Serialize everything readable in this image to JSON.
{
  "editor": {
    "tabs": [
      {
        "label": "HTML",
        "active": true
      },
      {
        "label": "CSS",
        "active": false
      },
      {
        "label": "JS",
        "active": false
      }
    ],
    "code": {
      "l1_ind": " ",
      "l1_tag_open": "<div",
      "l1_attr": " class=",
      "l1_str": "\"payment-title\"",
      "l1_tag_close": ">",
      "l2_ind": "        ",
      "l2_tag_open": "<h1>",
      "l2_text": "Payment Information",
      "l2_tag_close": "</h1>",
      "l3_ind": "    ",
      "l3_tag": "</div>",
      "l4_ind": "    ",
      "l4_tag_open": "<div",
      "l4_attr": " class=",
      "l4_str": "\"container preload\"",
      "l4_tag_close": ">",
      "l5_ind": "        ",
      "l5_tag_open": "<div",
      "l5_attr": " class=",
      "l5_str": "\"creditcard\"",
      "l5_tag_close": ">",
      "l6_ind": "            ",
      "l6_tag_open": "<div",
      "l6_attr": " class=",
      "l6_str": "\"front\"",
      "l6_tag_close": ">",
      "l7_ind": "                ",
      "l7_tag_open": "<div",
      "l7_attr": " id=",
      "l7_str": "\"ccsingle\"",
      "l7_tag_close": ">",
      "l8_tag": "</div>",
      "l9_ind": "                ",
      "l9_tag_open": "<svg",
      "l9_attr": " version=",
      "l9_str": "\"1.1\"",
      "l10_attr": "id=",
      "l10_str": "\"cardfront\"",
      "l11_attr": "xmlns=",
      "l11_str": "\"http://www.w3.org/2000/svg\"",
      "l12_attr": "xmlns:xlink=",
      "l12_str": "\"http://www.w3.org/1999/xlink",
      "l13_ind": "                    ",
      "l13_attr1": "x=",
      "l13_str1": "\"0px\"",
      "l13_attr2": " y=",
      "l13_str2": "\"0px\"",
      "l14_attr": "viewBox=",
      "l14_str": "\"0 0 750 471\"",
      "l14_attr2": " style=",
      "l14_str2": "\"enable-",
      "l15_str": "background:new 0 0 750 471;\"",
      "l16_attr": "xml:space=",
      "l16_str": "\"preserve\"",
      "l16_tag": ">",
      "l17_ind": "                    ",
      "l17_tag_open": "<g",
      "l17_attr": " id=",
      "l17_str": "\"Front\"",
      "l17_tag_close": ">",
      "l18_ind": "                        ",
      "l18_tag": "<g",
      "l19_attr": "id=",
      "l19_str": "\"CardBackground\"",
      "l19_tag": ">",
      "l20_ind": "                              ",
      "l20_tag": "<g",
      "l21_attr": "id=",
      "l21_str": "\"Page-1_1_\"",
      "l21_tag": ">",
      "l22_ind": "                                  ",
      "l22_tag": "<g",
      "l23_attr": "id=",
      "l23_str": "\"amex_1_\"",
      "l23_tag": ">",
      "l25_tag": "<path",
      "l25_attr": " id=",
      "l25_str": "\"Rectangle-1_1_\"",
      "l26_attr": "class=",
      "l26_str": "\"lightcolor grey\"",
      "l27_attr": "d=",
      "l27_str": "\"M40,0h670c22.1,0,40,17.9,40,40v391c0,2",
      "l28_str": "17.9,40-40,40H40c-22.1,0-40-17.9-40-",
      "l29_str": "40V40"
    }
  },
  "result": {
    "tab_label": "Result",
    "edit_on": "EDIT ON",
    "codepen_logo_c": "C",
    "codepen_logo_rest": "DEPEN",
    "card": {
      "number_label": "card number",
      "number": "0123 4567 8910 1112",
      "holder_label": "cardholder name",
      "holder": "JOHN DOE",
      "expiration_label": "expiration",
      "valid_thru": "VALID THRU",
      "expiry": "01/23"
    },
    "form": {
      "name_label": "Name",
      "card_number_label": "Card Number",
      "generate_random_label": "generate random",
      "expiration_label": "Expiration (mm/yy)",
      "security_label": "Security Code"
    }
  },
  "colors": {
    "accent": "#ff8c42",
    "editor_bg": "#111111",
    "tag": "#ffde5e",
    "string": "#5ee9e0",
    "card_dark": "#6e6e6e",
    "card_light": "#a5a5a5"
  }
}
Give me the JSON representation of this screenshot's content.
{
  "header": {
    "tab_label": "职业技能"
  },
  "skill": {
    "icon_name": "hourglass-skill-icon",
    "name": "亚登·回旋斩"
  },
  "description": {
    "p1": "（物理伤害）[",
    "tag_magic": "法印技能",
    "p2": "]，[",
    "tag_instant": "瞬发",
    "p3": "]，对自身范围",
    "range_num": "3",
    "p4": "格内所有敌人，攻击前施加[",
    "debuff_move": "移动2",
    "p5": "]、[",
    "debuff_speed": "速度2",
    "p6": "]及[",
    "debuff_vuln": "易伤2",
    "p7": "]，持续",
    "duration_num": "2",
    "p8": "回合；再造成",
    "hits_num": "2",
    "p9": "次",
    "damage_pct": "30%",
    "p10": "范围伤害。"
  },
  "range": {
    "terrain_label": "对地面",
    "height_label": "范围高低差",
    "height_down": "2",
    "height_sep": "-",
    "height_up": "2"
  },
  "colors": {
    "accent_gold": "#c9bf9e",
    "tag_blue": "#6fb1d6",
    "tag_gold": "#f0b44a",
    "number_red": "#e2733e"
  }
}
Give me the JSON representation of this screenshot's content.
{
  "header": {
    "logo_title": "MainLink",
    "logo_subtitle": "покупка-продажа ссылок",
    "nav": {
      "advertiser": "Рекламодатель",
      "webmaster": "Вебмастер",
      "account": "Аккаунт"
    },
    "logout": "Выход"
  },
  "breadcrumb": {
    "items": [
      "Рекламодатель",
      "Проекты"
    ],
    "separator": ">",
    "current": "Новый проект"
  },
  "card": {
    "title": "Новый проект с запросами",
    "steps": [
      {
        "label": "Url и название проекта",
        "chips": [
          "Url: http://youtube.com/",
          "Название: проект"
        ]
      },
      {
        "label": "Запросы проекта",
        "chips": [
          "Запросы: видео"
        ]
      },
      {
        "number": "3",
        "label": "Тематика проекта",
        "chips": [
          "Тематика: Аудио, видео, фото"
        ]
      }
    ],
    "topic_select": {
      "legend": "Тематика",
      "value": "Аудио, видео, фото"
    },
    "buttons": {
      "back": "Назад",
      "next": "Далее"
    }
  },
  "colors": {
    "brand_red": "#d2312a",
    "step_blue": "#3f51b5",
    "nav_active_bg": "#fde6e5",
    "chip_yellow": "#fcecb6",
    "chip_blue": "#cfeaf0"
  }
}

====

▸ Set task: Send back all of the entries exactly, with nothing missing.

▸ Answer for the task:
Serialize everything readable in this image to JSON.
{
  "editor": {
    "tabs": [
      {
        "label": "HTML",
        "active": true
      },
      {
        "label": "CSS",
        "active": false
      },
      {
        "label": "JS",
        "active": false
      }
    ],
    "code": {
      "l1_ind": " ",
      "l1_tag_open": "<div",
      "l1_attr": " class=",
      "l1_str": "\"payment-title\"",
      "l1_tag_close": ">",
      "l2_ind": "        ",
      "l2_tag_open": "<h1>",
      "l2_text": "Payment Information",
      "l2_tag_close": "</h1>",
      "l3_ind": "    ",
      "l3_tag": "</div>",
      "l4_ind": "    ",
      "l4_tag_open": "<div",
      "l4_attr": " class=",
      "l4_str": "\"container preload\"",
      "l4_tag_close": ">",
      "l5_ind": "        ",
      "l5_tag_open": "<div",
      "l5_attr": " class=",
      "l5_str": "\"creditcard\"",
      "l5_tag_close": ">",
      "l6_ind": "            ",
      "l6_tag_open": "<div",
      "l6_attr": " class=",
      "l6_str": "\"front\"",
      "l6_tag_close": ">",
      "l7_ind": "                ",
      "l7_tag_open": "<div",
      "l7_attr": " id=",
      "l7_str": "\"ccsingle\"",
      "l7_tag_close": ">",
      "l8_tag": "</div>",
      "l9_ind": "                ",
      "l9_tag_open": "<svg",
      "l9_attr": " version=",
      "l9_str": "\"1.1\"",
      "l10_attr": "id=",
      "l10_str": "\"cardfront\"",
      "l11_attr": "xmlns=",
      "l11_str": "\"http://www.w3.org/2000/svg\"",
      "l12_attr": "xmlns:xlink=",
      "l12_str": "\"http://www.w3.org/1999/xlink",
      "l13_ind": "                    ",
      "l13_attr1": "x=",
      "l13_str1": "\"0px\"",
      "l13_attr2": " y=",
      "l13_str2": "\"0px\"",
      "l14_attr": "viewBox=",
      "l14_str": "\"0 0 750 471\"",
      "l14_attr2": " style=",
      "l14_str2": "\"enable-",
      "l15_str": "background:new 0 0 750 471;\"",
      "l16_attr": "xml:space=",
      "l16_str": "\"preserve\"",
      "l16_tag": ">",
      "l17_ind": "                    ",
      "l17_tag_open": "<g",
      "l17_attr": " id=",
      "l17_str": "\"Front\"",
      "l17_tag_close": ">",
      "l18_ind": "                        ",
      "l18_tag": "<g",
      "l19_attr": "id=",
      "l19_str": "\"CardBackground\"",
      "l19_tag": ">",
      "l20_ind": "                              ",
      "l20_tag": "<g",
      "l21_attr": "id=",
      "l21_str": "\"Page-1_1_\"",
      "l21_tag": ">",
      "l22_ind": "                                  ",
      "l22_tag": "<g",
      "l23_attr": "id=",
      "l23_str": "\"amex_1_\"",
      "l23_tag": ">",
      "l25_tag": "<path",
      "l25_attr": " id=",
      "l25_str": "\"Rectangle-1_1_\"",
      "l26_attr": "class=",
      "l26_str": "\"lightcolor grey\"",
      "l27_attr": "d=",
      "l27_str": "\"M40,0h670c22.1,0,40,17.9,40,40v391c0,2",
      "l28_str": "17.9,40-40,40H40c-22.1,0-40-17.9-40-",
      "l29_str": "40V40"
    }
  },
  "result": {
    "tab_label": "Result",
    "edit_on": "EDIT ON",
    "codepen_logo_c": "C",
    "codepen_logo_rest": "DEPEN",
    "card": {
      "number_label": "card number",
      "number": "0123 4567 8910 1112",
      "holder_label": "cardholder name",
      "holder": "JOHN DOE",
      "expiration_label": "expiration",
      "valid_thru": "VALID THRU",
      "expiry": "01/23"
    },
    "form": {
      "name_label": "Name",
      "card_number_label": "Card Number",
      "generate_random_label": "generate random",
      "expiration_label": "Expiration (mm/yy)",
      "security_label": "Security Code"
    }
  },
  "colors": {
    "accent": "#ff8c42",
    "editor_bg": "#111111",
    "tag": "#ffde5e",
    "string": "#5ee9e0",
    "card_dark": "#6e6e6e",
    "card_light": "#a5a5a5"
  }
}
Give me the JSON representation of this screenshot's content.
{
  "header": {
    "tab_label": "职业技能"
  },
  "skill": {
    "icon_name": "hourglass-skill-icon",
    "name": "亚登·回旋斩"
  },
  "description": {
    "p1": "（物理伤害）[",
    "tag_magic": "法印技能",
    "p2": "]，[",
    "tag_instant": "瞬发",
    "p3": "]，对自身范围",
    "range_num": "3",
    "p4": "格内所有敌人，攻击前施加[",
    "debuff_move": "移动2",
    "p5": "]、[",
    "debuff_speed": "速度2",
    "p6": "]及[",
    "debuff_vuln": "易伤2",
    "p7": "]，持续",
    "duration_num": "2",
    "p8": "回合；再造成",
    "hits_num": "2",
    "p9": "次",
    "damage_pct": "30%",
    "p10": "范围伤害。"
  },
  "range": {
    "terrain_label": "对地面",
    "height_label": "范围高低差",
    "height_down": "2",
    "height_sep": "-",
    "height_up": "2"
  },
  "colors": {
    "accent_gold": "#c9bf9e",
    "tag_blue": "#6fb1d6",
    "tag_gold": "#f0b44a",
    "number_red": "#e2733e"
  }
}
Give me the JSON representation of this screenshot's content.
{
  "header": {
    "logo_title": "MainLink",
    "logo_subtitle": "покупка-продажа ссылок",
    "nav": {
      "advertiser": "Рекламодатель",
      "webmaster": "Вебмастер",
      "account": "Аккаунт"
    },
    "logout": "Выход"
  },
  "breadcrumb": {
    "items": [
      "Рекламодатель",
      "Проекты"
    ],
    "separator": ">",
    "current": "Новый проект"
  },
  "card": {
    "title": "Новый проект с запросами",
    "steps": [
      {
        "label": "Url и название проекта",
        "chips": [
          "Url: http://youtube.com/",
          "Название: проект"
        ]
      },
      {
        "label": "Запросы проекта",
        "chips": [
          "Запросы: видео"
        ]
      },
      {
        "number": "3",
        "label": "Тематика проекта",
        "chips": [
          "Тематика: Аудио, видео, фото"
        ]
      }
    ],
    "topic_select": {
      "legend": "Тематика",
      "value": "Аудио, видео, фото"
    },
    "buttons": {
      "back": "Назад",
      "next": "Далее"
    }
  },
  "colors": {
    "brand_red": "#d2312a",
    "step_blue": "#3f51b5",
    "nav_active_bg": "#fde6e5",
    "chip_yellow": "#fcecb6",
    "chip_blue": "#cfeaf0"
  }
}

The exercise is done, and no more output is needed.